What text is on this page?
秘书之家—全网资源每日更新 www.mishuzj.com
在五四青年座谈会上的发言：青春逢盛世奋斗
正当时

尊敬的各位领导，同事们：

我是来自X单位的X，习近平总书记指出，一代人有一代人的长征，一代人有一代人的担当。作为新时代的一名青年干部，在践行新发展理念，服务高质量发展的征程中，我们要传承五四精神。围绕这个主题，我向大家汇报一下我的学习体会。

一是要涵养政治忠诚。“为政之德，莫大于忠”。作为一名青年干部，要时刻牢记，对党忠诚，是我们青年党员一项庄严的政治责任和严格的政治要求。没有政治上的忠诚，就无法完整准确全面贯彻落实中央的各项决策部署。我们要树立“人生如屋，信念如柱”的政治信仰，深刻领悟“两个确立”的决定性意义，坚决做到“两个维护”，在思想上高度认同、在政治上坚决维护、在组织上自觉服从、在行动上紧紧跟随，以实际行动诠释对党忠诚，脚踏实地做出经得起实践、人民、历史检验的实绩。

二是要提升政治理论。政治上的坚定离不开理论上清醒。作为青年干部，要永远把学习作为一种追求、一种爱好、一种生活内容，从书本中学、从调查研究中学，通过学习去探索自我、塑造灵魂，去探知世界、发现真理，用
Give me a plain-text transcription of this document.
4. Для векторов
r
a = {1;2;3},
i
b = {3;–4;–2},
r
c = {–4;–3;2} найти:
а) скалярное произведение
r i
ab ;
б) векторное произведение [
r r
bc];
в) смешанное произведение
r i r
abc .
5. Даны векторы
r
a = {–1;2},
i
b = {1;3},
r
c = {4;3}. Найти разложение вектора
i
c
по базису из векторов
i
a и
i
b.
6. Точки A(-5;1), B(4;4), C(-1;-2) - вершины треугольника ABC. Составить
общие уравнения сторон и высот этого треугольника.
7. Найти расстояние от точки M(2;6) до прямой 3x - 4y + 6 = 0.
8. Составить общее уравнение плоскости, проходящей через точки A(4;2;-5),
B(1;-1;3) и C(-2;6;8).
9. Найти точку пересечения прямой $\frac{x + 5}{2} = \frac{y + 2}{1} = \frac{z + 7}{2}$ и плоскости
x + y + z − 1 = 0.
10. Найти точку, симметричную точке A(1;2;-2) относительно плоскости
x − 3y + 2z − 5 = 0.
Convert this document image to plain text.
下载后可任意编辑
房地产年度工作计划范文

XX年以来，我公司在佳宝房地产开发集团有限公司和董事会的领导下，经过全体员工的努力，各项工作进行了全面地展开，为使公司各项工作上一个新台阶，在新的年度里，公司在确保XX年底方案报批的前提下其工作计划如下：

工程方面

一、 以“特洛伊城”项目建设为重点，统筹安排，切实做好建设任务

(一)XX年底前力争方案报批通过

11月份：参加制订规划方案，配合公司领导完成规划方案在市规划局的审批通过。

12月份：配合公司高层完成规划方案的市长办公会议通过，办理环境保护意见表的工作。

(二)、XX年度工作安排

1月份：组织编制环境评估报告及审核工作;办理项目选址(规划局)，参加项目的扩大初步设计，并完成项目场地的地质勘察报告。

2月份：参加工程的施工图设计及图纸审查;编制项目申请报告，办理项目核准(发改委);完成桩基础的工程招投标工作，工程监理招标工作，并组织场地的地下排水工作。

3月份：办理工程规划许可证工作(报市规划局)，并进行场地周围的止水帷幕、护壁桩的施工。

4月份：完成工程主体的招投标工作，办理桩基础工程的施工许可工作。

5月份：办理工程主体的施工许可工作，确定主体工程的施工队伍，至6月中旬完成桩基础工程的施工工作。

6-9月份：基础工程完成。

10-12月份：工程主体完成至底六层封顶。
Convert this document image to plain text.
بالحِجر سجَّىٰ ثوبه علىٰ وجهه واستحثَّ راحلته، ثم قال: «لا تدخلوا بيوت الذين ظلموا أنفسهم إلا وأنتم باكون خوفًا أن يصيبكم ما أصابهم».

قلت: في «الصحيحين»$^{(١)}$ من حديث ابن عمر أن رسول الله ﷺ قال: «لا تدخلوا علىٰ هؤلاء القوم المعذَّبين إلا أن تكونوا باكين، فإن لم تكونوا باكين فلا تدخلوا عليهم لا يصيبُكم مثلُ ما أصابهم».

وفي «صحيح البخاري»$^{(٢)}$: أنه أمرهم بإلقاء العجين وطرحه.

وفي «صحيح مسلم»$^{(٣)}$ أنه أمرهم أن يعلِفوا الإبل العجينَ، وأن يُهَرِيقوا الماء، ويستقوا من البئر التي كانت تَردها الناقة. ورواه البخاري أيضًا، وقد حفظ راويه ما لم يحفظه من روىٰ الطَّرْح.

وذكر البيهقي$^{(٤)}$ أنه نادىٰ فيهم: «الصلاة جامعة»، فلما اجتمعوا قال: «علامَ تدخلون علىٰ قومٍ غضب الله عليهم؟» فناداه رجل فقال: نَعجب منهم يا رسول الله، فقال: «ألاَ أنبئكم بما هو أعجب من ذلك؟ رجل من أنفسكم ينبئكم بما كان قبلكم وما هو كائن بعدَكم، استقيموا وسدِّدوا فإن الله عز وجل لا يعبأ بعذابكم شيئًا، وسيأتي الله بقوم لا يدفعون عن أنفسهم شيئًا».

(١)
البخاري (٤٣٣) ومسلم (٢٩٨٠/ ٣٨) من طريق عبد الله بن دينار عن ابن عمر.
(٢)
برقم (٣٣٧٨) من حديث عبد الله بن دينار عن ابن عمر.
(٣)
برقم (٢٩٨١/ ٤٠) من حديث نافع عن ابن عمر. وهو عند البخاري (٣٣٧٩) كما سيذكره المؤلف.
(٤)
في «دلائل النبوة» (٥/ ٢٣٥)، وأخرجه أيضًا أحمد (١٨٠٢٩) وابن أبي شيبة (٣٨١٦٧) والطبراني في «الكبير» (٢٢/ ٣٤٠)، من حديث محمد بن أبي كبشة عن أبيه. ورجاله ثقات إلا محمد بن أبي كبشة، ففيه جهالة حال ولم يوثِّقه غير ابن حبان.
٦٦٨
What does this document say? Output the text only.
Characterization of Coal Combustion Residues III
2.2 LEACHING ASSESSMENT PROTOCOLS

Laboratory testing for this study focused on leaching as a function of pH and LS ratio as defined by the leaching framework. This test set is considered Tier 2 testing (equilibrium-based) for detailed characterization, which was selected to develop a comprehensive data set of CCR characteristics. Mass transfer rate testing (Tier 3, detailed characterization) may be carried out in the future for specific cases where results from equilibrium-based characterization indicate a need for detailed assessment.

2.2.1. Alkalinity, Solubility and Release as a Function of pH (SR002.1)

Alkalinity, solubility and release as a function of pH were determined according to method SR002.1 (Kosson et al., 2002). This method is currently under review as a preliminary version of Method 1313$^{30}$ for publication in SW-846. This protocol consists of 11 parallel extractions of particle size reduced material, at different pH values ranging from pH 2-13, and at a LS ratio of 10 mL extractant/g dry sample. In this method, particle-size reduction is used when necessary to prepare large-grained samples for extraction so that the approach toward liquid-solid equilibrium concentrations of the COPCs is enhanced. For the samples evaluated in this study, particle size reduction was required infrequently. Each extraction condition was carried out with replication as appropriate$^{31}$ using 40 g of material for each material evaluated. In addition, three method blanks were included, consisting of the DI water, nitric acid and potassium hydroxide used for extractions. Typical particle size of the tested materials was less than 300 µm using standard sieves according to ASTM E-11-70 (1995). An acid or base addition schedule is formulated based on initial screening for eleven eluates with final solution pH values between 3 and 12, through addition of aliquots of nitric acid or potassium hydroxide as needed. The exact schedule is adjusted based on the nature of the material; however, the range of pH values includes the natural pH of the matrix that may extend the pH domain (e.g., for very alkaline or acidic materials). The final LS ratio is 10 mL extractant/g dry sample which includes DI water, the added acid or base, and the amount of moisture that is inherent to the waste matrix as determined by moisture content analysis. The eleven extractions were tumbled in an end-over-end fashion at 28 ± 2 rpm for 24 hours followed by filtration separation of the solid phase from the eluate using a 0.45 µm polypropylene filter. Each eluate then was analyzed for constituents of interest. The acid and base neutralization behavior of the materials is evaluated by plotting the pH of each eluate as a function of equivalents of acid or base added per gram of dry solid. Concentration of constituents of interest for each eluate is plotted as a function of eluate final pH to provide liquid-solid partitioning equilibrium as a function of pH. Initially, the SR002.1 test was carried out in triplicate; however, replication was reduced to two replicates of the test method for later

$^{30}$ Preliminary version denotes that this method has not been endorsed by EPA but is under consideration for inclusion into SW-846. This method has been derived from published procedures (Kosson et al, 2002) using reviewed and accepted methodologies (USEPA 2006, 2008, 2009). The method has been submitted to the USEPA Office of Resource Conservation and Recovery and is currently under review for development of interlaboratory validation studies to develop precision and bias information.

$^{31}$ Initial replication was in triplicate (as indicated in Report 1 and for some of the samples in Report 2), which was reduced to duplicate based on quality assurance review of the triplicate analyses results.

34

#### EXERCISE DESCRIPTION:
Filter the data, keeping only the lines that contain "text".

#### SOLVED PROBLEM:
What text is on this page?
Give me a plain-text transcription of this document.
Convert this document image to plain text.
Convert this document image to plain text.
What does this document say? Output the text only.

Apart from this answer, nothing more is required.